[What is asked]:
Produce an exact copy of all the records.
━━━━━ Data listing ━━━━━
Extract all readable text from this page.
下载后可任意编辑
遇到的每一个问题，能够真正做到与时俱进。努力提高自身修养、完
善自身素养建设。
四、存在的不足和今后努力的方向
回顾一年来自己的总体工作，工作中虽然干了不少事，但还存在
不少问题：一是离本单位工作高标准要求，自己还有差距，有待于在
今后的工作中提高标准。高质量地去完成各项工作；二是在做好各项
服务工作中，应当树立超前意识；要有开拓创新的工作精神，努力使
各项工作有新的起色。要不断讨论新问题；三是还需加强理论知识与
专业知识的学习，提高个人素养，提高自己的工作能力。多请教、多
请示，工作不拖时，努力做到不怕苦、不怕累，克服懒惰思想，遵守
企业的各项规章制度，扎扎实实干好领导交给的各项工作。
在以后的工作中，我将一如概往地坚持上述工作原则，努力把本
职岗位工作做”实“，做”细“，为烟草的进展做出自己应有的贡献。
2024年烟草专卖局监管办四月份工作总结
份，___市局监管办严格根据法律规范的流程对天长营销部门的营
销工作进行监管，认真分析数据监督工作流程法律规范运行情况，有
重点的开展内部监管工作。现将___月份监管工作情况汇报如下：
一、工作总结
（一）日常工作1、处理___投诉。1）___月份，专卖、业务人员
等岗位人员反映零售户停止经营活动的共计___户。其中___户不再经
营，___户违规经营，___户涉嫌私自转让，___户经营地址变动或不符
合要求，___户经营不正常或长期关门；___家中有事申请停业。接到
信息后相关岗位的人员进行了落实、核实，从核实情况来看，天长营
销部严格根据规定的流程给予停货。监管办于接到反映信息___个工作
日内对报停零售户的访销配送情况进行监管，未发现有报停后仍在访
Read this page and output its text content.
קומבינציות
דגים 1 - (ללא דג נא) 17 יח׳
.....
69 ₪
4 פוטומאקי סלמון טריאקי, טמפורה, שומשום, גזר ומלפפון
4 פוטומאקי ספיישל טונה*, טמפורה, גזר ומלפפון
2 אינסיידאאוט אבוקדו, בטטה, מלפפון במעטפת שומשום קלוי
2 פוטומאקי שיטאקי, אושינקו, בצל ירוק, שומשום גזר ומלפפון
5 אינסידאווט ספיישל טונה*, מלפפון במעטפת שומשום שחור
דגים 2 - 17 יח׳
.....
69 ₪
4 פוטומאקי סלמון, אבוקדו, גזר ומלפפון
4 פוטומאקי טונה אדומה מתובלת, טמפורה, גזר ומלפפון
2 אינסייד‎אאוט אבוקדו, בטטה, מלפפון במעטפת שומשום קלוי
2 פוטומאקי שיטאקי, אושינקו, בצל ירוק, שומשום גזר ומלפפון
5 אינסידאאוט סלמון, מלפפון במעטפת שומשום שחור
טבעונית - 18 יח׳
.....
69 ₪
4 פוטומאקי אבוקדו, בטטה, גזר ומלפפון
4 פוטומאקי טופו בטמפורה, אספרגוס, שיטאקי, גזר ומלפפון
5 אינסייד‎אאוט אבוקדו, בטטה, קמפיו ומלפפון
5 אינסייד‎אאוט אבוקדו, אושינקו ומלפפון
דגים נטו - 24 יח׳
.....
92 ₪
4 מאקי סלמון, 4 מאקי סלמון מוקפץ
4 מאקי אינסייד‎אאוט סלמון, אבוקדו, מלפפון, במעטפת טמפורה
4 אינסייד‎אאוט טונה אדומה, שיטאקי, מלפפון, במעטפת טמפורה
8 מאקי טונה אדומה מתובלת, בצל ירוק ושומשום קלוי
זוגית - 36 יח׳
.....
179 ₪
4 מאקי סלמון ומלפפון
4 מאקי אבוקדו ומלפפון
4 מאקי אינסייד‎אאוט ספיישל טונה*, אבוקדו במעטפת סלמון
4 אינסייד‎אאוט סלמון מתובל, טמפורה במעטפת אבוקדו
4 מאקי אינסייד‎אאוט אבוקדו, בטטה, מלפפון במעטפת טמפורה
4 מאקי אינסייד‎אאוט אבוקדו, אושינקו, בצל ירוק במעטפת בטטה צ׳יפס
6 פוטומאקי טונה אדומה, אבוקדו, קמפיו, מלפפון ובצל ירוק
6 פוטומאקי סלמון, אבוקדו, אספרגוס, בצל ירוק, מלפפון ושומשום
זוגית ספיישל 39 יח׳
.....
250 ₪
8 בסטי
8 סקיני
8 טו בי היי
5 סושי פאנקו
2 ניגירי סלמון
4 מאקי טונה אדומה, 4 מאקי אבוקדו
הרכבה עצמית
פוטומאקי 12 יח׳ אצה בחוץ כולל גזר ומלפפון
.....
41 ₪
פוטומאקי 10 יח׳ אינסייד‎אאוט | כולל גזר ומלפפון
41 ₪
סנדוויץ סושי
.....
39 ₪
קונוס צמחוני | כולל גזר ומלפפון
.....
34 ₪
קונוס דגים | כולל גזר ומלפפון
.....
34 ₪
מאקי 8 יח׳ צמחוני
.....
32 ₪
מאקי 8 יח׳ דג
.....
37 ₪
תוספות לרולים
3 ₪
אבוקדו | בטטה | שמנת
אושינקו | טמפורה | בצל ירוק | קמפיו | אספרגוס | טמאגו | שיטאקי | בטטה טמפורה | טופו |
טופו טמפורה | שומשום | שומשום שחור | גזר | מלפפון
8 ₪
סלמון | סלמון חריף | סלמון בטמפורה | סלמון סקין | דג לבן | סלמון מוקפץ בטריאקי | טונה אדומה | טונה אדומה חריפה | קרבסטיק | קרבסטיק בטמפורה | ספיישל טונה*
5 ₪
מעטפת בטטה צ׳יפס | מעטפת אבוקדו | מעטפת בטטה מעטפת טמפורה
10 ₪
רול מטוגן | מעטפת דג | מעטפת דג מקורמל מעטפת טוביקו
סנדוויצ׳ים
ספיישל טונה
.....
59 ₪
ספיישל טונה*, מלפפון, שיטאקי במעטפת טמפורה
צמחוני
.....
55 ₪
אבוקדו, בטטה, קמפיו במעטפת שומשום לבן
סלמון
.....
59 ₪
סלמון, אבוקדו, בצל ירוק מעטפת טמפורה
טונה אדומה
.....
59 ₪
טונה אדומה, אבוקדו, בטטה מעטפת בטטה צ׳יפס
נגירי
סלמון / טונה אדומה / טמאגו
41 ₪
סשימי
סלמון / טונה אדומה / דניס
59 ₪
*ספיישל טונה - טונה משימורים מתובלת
━━━━━
[Expected output]:
Extract all readable text from this page.
下载后可任意编辑
遇到的每一个问题，能够真正做到与时俱进。努力提高自身修养、完
善自身素养建设。
四、存在的不足和今后努力的方向
回顾一年来自己的总体工作，工作中虽然干了不少事，但还存在
不少问题：一是离本单位工作高标准要求，自己还有差距，有待于在
今后的工作中提高标准。高质量地去完成各项工作；二是在做好各项
服务工作中，应当树立超前意识；要有开拓创新的工作精神，努力使
各项工作有新的起色。要不断讨论新问题；三是还需加强理论知识与
专业知识的学习，提高个人素养，提高自己的工作能力。多请教、多
请示，工作不拖时，努力做到不怕苦、不怕累，克服懒惰思想，遵守
企业的各项规章制度，扎扎实实干好领导交给的各项工作。
在以后的工作中，我将一如概往地坚持上述工作原则，努力把本
职岗位工作做”实“，做”细“，为烟草的进展做出自己应有的贡献。
2024年烟草专卖局监管办四月份工作总结
份，___市局监管办严格根据法律规范的流程对天长营销部门的营
销工作进行监管，认真分析数据监督工作流程法律规范运行情况，有
重点的开展内部监管工作。现将___月份监管工作情况汇报如下：
一、工作总结
（一）日常工作1、处理___投诉。1）___月份，专卖、业务人员
等岗位人员反映零售户停止经营活动的共计___户。其中___户不再经
营，___户违规经营，___户涉嫌私自转让，___户经营地址变动或不符
合要求，___户经营不正常或长期关门；___家中有事申请停业。接到
信息后相关岗位的人员进行了落实、核实，从核实情况来看，天长营
销部严格根据规定的流程给予停货。监管办于接到反映信息___个工作
日内对报停零售户的访销配送情况进行监管，未发现有报停后仍在访
Read this page and output its text content.
קומבינציות
דגים 1 - (ללא דג נא) 17 יח׳
.....
69 ₪
4 פוטומאקי סלמון טריאקי, טמפורה, שומשום, גזר ומלפפון
4 פוטומאקי ספיישל טונה*, טמפורה, גזר ומלפפון
2 אינסיידאאוט אבוקדו, בטטה, מלפפון במעטפת שומשום קלוי
2 פוטומאקי שיטאקי, אושינקו, בצל ירוק, שומשום גזר ומלפפון
5 אינסידאווט ספיישל טונה*, מלפפון במעטפת שומשום שחור
דגים 2 - 17 יח׳
.....
69 ₪
4 פוטומאקי סלמון, אבוקדו, גזר ומלפפון
4 פוטומאקי טונה אדומה מתובלת, טמפורה, גזר ומלפפון
2 אינסייד‎אאוט אבוקדו, בטטה, מלפפון במעטפת שומשום קלוי
2 פוטומאקי שיטאקי, אושינקו, בצל ירוק, שומשום גזר ומלפפון
5 אינסידאאוט סלמון, מלפפון במעטפת שומשום שחור
טבעונית - 18 יח׳
.....
69 ₪
4 פוטומאקי אבוקדו, בטטה, גזר ומלפפון
4 פוטומאקי טופו בטמפורה, אספרגוס, שיטאקי, גזר ומלפפון
5 אינסייד‎אאוט אבוקדו, בטטה, קמפיו ומלפפון
5 אינסייד‎אאוט אבוקדו, אושינקו ומלפפון
דגים נטו - 24 יח׳
.....
92 ₪
4 מאקי סלמון, 4 מאקי סלמון מוקפץ
4 מאקי אינסייד‎אאוט סלמון, אבוקדו, מלפפון, במעטפת טמפורה
4 אינסייד‎אאוט טונה אדומה, שיטאקי, מלפפון, במעטפת טמפורה
8 מאקי טונה אדומה מתובלת, בצל ירוק ושומשום קלוי
זוגית - 36 יח׳
.....
179 ₪
4 מאקי סלמון ומלפפון
4 מאקי אבוקדו ומלפפון
4 מאקי אינסייד‎אאוט ספיישל טונה*, אבוקדו במעטפת סלמון
4 אינסייד‎אאוט סלמון מתובל, טמפורה במעטפת אבוקדו
4 מאקי אינסייד‎אאוט אבוקדו, בטטה, מלפפון במעטפת טמפורה
4 מאקי אינסייד‎אאוט אבוקדו, אושינקו, בצל ירוק במעטפת בטטה צ׳יפס
6 פוטומאקי טונה אדומה, אבוקדו, קמפיו, מלפפון ובצל ירוק
6 פוטומאקי סלמון, אבוקדו, אספרגוס, בצל ירוק, מלפפון ושומשום
זוגית ספיישל 39 יח׳
.....
250 ₪
8 בסטי
8 סקיני
8 טו בי היי
5 סושי פאנקו
2 ניגירי סלמון
4 מאקי טונה אדומה, 4 מאקי אבוקדו
הרכבה עצמית
פוטומאקי 12 יח׳ אצה בחוץ כולל גזר ומלפפון
.....
41 ₪
פוטומאקי 10 יח׳ אינסייד‎אאוט | כולל גזר ומלפפון
41 ₪
סנדוויץ סושי
.....
39 ₪
קונוס צמחוני | כולל גזר ומלפפון
.....
34 ₪
קונוס דגים | כולל גזר ומלפפון
.....
34 ₪
מאקי 8 יח׳ צמחוני
.....
32 ₪
מאקי 8 יח׳ דג
.....
37 ₪
תוספות לרולים
3 ₪
אבוקדו | בטטה | שמנת
אושינקו | טמפורה | בצל ירוק | קמפיו | אספרגוס | טמאגו | שיטאקי | בטטה טמפורה | טופו |
טופו טמפורה | שומשום | שומשום שחור | גזר | מלפפון
8 ₪
סלמון | סלמון חריף | סלמון בטמפורה | סלמון סקין | דג לבן | סלמון מוקפץ בטריאקי | טונה אדומה | טונה אדומה חריפה | קרבסטיק | קרבסטיק בטמפורה | ספיישל טונה*
5 ₪
מעטפת בטטה צ׳יפס | מעטפת אבוקדו | מעטפת בטטה מעטפת טמפורה
10 ₪
רול מטוגן | מעטפת דג | מעטפת דג מקורמל מעטפת טוביקו
סנדוויצ׳ים
ספיישל טונה
.....
59 ₪
ספיישל טונה*, מלפפון, שיטאקי במעטפת טמפורה
צמחוני
.....
55 ₪
אבוקדו, בטטה, קמפיו במעטפת שומשום לבן
סלמון
.....
59 ₪
סלמון, אבוקדו, בצל ירוק מעטפת טמפורה
טונה אדומה
.....
59 ₪
טונה אדומה, אבוקדו, בטטה מעטפת בטטה צ׳יפס
נגירי
סלמון / טונה אדומה / טמאגו
41 ₪
סשימי
סלמון / טונה אדומה / דניס
59 ₪
*ספיישל טונה - טונה משימורים מתובלת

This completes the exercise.